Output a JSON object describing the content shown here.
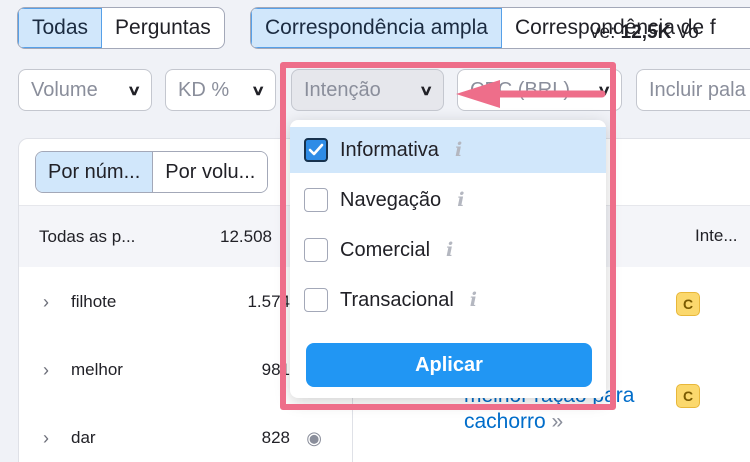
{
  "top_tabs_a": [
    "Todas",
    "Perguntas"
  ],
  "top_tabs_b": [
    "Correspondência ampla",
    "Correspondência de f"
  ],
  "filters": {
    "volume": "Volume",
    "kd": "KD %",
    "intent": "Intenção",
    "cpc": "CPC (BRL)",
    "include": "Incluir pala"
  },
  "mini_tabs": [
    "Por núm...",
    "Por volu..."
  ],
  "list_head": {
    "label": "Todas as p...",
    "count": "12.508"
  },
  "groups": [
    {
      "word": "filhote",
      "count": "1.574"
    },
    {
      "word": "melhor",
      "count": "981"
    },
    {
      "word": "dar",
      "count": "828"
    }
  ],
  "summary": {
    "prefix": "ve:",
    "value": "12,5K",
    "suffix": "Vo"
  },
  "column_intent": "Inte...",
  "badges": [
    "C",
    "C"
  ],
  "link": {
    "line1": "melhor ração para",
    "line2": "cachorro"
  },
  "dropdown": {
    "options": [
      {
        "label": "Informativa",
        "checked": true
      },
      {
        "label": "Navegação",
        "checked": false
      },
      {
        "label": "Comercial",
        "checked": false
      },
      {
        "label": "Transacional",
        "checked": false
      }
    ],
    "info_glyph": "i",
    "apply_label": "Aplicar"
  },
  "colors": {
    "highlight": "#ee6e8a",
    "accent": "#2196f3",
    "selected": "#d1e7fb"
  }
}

•••

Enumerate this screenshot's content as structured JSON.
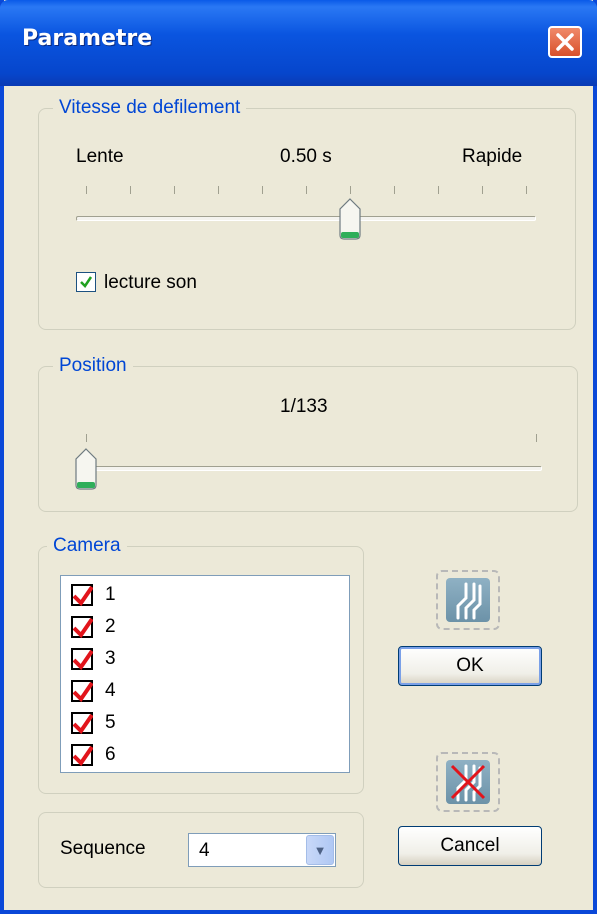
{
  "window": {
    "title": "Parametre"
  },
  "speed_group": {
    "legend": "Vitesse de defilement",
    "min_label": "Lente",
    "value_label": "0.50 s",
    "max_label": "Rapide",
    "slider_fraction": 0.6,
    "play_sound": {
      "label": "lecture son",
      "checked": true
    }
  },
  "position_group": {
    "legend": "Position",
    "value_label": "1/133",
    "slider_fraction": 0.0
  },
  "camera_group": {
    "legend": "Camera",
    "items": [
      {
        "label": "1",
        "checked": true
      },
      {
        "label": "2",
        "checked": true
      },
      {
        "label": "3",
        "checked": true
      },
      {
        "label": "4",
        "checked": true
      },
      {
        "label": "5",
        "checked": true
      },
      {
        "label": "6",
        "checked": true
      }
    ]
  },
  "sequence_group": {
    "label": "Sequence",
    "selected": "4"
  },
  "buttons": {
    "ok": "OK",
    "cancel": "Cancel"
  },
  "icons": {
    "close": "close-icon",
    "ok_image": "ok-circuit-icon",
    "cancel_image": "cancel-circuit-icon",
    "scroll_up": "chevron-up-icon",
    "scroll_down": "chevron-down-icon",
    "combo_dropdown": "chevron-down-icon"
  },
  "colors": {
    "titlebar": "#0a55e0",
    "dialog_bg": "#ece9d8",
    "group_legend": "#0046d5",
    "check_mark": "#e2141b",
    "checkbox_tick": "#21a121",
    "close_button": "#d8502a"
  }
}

•••

* WORK TO DO:
Whenever "JSON" turns up in a line, pick that line out.

* SOLUTION TO THIS TASK:
Output a JSON object describing the content shown here.
Enumerate this screenshot's content as structured JSON.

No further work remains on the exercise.